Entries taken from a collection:
——

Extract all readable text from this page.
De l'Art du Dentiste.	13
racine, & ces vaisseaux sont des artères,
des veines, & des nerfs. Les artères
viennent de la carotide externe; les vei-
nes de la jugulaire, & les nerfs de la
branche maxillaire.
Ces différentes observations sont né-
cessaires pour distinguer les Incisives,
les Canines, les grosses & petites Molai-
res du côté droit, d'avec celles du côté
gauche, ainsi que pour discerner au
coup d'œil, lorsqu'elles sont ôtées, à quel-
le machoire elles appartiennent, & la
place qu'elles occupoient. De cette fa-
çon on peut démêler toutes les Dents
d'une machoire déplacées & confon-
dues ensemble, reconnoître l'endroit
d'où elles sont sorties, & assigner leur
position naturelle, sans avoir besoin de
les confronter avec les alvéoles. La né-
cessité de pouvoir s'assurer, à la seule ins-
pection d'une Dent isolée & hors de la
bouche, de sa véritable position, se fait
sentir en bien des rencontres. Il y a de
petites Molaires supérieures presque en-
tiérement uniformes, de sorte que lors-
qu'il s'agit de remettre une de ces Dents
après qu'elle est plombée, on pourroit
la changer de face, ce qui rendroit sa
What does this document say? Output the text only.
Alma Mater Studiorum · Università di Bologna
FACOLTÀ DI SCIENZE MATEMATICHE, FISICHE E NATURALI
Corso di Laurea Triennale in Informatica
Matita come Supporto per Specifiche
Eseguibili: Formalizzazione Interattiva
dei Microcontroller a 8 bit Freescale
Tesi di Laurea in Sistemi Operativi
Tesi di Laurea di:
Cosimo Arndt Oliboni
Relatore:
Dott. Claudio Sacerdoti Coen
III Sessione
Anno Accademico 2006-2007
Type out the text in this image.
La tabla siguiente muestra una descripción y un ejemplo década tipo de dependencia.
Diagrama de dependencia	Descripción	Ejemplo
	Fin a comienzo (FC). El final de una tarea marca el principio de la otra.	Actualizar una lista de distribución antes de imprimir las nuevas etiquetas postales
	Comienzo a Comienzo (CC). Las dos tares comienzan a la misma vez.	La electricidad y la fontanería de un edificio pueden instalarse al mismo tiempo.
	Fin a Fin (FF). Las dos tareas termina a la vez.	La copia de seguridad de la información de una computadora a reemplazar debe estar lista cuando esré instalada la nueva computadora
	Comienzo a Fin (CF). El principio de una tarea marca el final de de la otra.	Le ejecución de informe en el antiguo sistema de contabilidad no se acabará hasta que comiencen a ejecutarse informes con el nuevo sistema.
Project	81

——

§ Set problem: Above are some records; extract every one of them exactly.

§ Task output:
Extract all readable text from this page.
De l'Art du Dentiste.	13
racine, & ces vaisseaux sont des artères,
des veines, & des nerfs. Les artères
viennent de la carotide externe; les vei-
nes de la jugulaire, & les nerfs de la
branche maxillaire.
Ces différentes observations sont né-
cessaires pour distinguer les Incisives,
les Canines, les grosses & petites Molai-
res du côté droit, d'avec celles du côté
gauche, ainsi que pour discerner au
coup d'œil, lorsqu'elles sont ôtées, à quel-
le machoire elles appartiennent, & la
place qu'elles occupoient. De cette fa-
çon on peut démêler toutes les Dents
d'une machoire déplacées & confon-
dues ensemble, reconnoître l'endroit
d'où elles sont sorties, & assigner leur
position naturelle, sans avoir besoin de
les confronter avec les alvéoles. La né-
cessité de pouvoir s'assurer, à la seule ins-
pection d'une Dent isolée & hors de la
bouche, de sa véritable position, se fait
sentir en bien des rencontres. Il y a de
petites Molaires supérieures presque en-
tiérement uniformes, de sorte que lors-
qu'il s'agit de remettre une de ces Dents
après qu'elle est plombée, on pourroit
la changer de face, ce qui rendroit sa
What does this document say? Output the text only.
Alma Mater Studiorum · Università di Bologna
FACOLTÀ DI SCIENZE MATEMATICHE, FISICHE E NATURALI
Corso di Laurea Triennale in Informatica
Matita come Supporto per Specifiche
Eseguibili: Formalizzazione Interattiva
dei Microcontroller a 8 bit Freescale
Tesi di Laurea in Sistemi Operativi
Tesi di Laurea di:
Cosimo Arndt Oliboni
Relatore:
Dott. Claudio Sacerdoti Coen
III Sessione
Anno Accademico 2006-2007
Type out the text in this image.
La tabla siguiente muestra una descripción y un ejemplo década tipo de dependencia.
Diagrama de dependencia	Descripción	Ejemplo
	Fin a comienzo (FC). El final de una tarea marca el principio de la otra.	Actualizar una lista de distribución antes de imprimir las nuevas etiquetas postales
	Comienzo a Comienzo (CC). Las dos tares comienzan a la misma vez.	La electricidad y la fontanería de un edificio pueden instalarse al mismo tiempo.
	Fin a Fin (FF). Las dos tareas termina a la vez.	La copia de seguridad de la información de una computadora a reemplazar debe estar lista cuando esré instalada la nueva computadora
	Comienzo a Fin (CF). El principio de una tarea marca el final de de la otra.	Le ejecución de informe en el antiguo sistema de contabilidad no se acabará hasta que comiencen a ejecutarse informes con el nuevo sistema.
Project	81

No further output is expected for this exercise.